* Instrucciones
1. Transcribe del texto sobre la fe y los jóvenes todo lo que va desde "Evitando la opinión" hasta "digital de hoy.".
2. Prosigue el texto sobre la fe y los jóvenes a partir del punto en que termina.

* Texto proporcionado
────────────────────────────────────────

“Me niego a aceptar que la juventud que sube tenga esa carencia y esa tirada hacia lo cristiano; iba a decir lo místico, pero no es lo místico. Me da pena que necesiten creer en algo y se agarren a la fe cristiana”. Fueron las palabras de Silvia Abril al hablar de Los Domingos antes de los Goya.
Evitando la opinión personal que me merecen estas palabras, me quedo con la resistencia a aceptar un hecho como es que la fe no haya desaparecido, sino que esté presente entre los ámbitos de las muchas realidades (unas más minoritarias y otras menos) que sirven de referencia a los jóvenes y a la sociedad digital de hoy.

────────────────────────────────────────

* Datos extraídos

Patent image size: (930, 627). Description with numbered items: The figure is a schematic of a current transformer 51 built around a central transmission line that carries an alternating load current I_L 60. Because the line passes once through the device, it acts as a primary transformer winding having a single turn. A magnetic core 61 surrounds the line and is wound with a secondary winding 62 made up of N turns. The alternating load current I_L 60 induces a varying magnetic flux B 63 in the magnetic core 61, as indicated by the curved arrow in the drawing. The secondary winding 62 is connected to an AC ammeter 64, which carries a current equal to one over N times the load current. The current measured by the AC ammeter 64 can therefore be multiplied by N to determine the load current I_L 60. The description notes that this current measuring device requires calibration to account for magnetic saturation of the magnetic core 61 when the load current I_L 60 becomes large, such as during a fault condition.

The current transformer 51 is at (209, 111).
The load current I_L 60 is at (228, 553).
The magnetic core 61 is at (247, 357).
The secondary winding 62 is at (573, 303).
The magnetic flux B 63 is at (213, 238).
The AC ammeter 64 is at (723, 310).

────────────────────────────────────────

* Respuestas escritas
1.
Evitando la opinión personal que me merecen estas palabras, me quedo con la resistencia a aceptar un hecho como es que la fe no haya desaparecido, sino que esté presente entre los ámbitos de las muchas realidades (unas más minoritarias y otras menos) que sirven de referencia a los jóvenes y a la sociedad digital de hoy.

2.
Pero, más allá de lo que ocurre fuera de la Iglesia, creo que es más interesante reflexionar sobre lo que ocurre dentro de ella. Hace poco, un fiel que, dentro de esas polarizaciones tan dañinas, caería dentro de lo “progre”, pretendía hacer ver que no existe el pretendido resurgir de la fe entre la juventud. Pocos días después, otro creyente, al que esas mismas clasificaciones tildarían como “carca”, criticaba el número 9 de Gaudium et Spes, que afirma que “bajo todas estas reivindicaciones se oculta una aspiración más profunda y más universal: las personas y los grupos sociales están sedientos de una vida plena y de una vida libre, digna del hombre”.
Ante esta realidad que nos envuelve y desgasta, mi pregunta es: ¿podemos nosotros, los creyentes, negar lo evidente? Es decir, que Dios sigue actuando y movilizando tanto a los jóvenes como a las personas de buena voluntad. Porque la opinión de una persona no creyente, con sus prejuicios hacia la fe y la Iglesia, no me importa demasiado, ni hace tanto daño como la división interna que nos ciega y nos impide estar atentos a los signos de los tiempos.